* _Set exercise_: Which lines of the records contain "Временный"? Collect every one of them.

(Stored entries)
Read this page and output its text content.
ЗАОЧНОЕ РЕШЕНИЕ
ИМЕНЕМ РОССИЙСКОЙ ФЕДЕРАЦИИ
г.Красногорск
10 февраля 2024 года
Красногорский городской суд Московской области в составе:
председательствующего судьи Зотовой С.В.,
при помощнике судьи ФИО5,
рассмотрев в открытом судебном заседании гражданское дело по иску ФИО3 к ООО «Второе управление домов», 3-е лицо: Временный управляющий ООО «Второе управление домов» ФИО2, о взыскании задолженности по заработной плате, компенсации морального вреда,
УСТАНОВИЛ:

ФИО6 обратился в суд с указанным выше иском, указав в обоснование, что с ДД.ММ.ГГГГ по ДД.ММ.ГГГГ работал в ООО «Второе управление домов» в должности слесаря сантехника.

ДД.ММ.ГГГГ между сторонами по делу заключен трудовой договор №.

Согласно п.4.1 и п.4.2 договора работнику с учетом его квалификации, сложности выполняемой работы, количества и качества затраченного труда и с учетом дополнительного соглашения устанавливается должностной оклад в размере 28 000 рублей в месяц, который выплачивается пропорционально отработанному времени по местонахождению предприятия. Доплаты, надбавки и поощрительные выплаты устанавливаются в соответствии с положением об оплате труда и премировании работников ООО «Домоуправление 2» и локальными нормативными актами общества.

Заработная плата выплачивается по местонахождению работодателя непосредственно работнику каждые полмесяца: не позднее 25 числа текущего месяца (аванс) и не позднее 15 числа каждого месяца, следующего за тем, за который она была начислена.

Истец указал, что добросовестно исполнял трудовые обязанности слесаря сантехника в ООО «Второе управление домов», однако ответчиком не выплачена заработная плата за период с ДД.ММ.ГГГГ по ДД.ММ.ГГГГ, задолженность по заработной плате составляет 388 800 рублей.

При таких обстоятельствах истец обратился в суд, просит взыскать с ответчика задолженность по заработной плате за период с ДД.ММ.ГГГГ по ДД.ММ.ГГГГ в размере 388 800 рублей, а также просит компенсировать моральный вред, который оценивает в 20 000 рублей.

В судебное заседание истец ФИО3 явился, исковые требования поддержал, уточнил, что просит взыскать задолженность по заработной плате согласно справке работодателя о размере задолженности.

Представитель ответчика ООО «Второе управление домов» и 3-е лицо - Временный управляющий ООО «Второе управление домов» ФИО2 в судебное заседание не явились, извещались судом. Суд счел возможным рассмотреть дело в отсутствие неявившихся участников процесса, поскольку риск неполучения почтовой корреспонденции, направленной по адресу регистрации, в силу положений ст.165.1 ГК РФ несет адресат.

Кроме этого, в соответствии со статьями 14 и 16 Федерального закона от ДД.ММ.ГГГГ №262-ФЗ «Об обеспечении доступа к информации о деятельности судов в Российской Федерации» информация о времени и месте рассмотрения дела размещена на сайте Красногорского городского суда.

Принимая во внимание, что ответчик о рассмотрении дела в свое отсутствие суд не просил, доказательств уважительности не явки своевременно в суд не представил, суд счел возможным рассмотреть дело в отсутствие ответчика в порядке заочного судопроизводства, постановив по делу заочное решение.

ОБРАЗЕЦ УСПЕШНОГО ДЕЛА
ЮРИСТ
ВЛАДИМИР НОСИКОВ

* _Problem solution_:
рассмотрев в открытом судебном заседании гражданское дело по иску ФИО3 к ООО «Второе управление домов», 3-е лицо: Временный управляющий ООО «Второе управление домов» ФИО2, о взыскании задолженности по заработной плате, компенсации морального вреда,
Представитель ответчика ООО «Второе управление домов» и 3-е лицо - Временный управляющий ООО «Второе управление домов» ФИО2 в судебное заседание не явились, извещались судом. Суд счел возможным рассмотреть дело в отсутствие неявившихся участников процесса, поскольку риск неполучения почтовой корреспонденции, направленной по адресу регистрации, в силу положений ст.165.1 ГК РФ несет адресат.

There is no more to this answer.